(Data excerpts)
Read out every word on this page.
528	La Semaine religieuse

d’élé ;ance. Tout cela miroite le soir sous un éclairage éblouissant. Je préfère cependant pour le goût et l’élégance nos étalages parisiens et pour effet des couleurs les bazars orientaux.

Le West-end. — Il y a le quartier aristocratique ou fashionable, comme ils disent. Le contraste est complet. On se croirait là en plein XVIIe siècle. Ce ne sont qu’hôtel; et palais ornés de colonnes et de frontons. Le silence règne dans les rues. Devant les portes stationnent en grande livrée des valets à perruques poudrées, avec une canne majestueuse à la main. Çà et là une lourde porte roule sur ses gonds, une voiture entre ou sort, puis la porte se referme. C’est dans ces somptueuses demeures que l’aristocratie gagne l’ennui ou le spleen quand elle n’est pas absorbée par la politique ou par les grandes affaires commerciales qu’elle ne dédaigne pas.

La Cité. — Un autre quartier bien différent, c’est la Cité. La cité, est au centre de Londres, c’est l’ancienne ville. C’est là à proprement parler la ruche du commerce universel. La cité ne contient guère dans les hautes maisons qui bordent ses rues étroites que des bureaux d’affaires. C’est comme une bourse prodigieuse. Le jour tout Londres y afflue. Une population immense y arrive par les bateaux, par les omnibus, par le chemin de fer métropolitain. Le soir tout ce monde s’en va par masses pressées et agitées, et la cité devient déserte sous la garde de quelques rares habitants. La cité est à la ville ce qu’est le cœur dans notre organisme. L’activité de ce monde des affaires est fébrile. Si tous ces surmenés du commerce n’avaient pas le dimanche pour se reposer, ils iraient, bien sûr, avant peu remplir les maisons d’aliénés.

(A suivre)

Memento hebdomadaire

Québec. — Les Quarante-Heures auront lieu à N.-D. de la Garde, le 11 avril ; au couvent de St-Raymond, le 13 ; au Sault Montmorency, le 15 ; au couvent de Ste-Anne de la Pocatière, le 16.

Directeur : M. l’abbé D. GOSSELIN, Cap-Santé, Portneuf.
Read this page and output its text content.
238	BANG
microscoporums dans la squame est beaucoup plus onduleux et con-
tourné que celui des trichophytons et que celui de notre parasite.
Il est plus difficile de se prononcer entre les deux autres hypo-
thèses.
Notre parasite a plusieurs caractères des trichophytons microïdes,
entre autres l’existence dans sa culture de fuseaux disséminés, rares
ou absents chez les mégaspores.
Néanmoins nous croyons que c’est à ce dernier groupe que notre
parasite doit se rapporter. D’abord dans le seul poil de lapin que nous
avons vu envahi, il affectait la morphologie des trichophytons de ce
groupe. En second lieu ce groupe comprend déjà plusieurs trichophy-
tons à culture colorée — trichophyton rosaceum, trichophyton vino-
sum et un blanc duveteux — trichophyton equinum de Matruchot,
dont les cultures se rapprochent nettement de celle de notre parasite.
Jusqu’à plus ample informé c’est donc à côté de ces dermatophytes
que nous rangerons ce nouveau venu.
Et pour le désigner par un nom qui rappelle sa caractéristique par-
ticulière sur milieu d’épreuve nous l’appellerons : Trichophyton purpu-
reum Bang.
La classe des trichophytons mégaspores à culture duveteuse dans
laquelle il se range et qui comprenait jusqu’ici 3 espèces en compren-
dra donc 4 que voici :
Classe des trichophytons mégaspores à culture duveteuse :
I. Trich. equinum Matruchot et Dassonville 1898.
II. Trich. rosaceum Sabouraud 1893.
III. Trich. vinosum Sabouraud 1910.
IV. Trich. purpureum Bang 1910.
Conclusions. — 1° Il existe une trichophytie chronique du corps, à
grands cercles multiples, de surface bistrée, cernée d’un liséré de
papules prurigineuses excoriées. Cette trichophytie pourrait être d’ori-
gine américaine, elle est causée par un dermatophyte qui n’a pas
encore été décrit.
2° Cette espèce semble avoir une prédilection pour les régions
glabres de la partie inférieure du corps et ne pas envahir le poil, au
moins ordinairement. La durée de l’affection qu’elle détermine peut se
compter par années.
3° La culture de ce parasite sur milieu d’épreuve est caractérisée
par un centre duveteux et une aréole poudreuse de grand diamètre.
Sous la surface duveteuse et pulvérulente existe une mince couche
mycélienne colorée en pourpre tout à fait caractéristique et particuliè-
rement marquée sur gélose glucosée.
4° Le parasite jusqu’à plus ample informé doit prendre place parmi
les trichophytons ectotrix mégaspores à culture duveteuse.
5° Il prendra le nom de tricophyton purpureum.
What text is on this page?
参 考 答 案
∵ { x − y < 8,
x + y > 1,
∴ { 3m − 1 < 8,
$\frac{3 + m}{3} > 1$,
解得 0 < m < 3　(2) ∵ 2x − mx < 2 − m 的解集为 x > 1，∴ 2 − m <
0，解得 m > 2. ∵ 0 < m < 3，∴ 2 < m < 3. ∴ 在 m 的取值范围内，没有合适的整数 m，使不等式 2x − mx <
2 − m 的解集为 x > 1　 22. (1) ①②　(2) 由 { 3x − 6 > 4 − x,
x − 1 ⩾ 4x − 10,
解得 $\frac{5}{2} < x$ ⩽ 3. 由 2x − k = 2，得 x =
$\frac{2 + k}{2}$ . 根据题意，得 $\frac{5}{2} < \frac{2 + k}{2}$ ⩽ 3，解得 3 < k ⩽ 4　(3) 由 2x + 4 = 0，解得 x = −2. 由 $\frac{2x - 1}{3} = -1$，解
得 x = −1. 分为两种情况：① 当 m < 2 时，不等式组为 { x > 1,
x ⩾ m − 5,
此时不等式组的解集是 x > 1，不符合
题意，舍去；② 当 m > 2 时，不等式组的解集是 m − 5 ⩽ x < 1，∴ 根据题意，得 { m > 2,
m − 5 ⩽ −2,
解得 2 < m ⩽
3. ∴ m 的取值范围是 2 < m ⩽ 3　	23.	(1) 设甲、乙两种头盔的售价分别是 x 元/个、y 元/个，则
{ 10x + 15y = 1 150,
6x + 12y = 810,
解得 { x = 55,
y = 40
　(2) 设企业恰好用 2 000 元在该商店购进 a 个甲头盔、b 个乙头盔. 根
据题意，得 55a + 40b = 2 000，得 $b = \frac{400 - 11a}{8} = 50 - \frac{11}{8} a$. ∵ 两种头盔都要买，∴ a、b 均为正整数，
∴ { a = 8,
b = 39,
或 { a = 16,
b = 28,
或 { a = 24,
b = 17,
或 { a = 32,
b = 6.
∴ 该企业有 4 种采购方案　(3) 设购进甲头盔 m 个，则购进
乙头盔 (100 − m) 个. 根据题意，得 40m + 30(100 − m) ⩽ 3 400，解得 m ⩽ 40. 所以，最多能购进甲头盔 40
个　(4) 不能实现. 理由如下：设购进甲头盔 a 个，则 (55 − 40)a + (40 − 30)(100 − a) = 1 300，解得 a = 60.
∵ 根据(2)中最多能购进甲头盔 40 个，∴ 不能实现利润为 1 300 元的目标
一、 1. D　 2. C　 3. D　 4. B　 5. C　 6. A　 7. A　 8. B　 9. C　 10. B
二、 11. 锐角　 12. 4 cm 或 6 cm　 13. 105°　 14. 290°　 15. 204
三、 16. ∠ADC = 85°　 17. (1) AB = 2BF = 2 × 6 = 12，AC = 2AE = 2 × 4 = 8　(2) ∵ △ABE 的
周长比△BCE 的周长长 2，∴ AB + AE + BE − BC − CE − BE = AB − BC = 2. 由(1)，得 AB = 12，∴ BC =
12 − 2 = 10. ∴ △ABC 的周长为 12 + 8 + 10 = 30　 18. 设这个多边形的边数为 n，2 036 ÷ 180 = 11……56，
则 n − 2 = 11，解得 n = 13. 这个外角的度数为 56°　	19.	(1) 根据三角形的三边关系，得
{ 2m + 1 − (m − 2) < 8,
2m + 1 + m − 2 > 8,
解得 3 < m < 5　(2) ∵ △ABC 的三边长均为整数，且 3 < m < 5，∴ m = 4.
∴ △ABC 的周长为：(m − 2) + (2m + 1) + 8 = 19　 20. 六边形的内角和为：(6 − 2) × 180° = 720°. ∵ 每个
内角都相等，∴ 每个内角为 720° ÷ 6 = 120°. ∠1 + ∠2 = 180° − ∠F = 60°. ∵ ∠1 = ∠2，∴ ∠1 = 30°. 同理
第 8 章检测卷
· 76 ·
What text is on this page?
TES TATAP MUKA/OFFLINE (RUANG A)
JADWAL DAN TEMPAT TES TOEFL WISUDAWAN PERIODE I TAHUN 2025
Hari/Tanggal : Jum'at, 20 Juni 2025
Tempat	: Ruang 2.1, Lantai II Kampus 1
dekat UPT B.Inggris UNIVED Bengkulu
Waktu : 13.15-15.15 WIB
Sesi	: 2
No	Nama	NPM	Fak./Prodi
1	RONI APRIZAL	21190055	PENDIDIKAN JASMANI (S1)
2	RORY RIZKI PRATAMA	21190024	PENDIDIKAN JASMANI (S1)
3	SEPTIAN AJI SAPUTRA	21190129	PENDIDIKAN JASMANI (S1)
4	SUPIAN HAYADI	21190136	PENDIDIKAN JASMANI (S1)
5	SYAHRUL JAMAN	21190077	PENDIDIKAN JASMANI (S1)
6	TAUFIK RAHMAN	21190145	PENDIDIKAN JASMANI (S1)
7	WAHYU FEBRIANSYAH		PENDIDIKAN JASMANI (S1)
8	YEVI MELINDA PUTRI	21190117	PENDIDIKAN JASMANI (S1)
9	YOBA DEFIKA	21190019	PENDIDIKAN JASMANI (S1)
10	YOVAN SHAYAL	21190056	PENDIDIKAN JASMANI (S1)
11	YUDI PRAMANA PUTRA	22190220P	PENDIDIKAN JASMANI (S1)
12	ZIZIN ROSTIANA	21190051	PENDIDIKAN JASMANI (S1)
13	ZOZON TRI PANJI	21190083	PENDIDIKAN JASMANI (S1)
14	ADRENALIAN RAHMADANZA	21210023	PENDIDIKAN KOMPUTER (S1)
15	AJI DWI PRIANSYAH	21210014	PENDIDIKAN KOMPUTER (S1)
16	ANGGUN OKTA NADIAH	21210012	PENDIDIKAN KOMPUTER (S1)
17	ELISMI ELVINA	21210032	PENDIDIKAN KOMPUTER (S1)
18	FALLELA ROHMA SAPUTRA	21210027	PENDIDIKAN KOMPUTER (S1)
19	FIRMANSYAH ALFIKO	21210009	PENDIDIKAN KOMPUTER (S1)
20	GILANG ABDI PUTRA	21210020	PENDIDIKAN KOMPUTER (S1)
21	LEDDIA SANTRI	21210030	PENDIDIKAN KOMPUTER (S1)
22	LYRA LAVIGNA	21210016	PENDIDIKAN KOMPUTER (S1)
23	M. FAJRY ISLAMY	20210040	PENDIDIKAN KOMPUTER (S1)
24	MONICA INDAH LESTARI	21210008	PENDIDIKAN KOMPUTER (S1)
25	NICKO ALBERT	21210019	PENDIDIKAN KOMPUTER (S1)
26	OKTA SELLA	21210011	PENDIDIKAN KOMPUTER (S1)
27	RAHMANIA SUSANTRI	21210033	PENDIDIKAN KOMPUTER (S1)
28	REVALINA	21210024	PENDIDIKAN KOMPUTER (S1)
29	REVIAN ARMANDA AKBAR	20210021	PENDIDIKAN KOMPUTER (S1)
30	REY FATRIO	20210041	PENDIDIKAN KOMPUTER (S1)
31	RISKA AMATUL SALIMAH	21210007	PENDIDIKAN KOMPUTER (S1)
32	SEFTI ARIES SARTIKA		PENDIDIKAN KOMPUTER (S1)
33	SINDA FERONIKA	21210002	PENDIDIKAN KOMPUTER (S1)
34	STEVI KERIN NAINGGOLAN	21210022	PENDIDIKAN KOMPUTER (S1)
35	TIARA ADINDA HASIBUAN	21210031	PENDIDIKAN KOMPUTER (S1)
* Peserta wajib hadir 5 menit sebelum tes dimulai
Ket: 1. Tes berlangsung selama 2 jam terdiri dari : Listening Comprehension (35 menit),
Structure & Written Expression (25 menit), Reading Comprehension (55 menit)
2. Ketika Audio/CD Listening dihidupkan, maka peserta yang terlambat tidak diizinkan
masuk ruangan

### [Given task]
Report how many lines of the entries hold the string "menit". Provide the number alone.

### [Result of the exercise]
3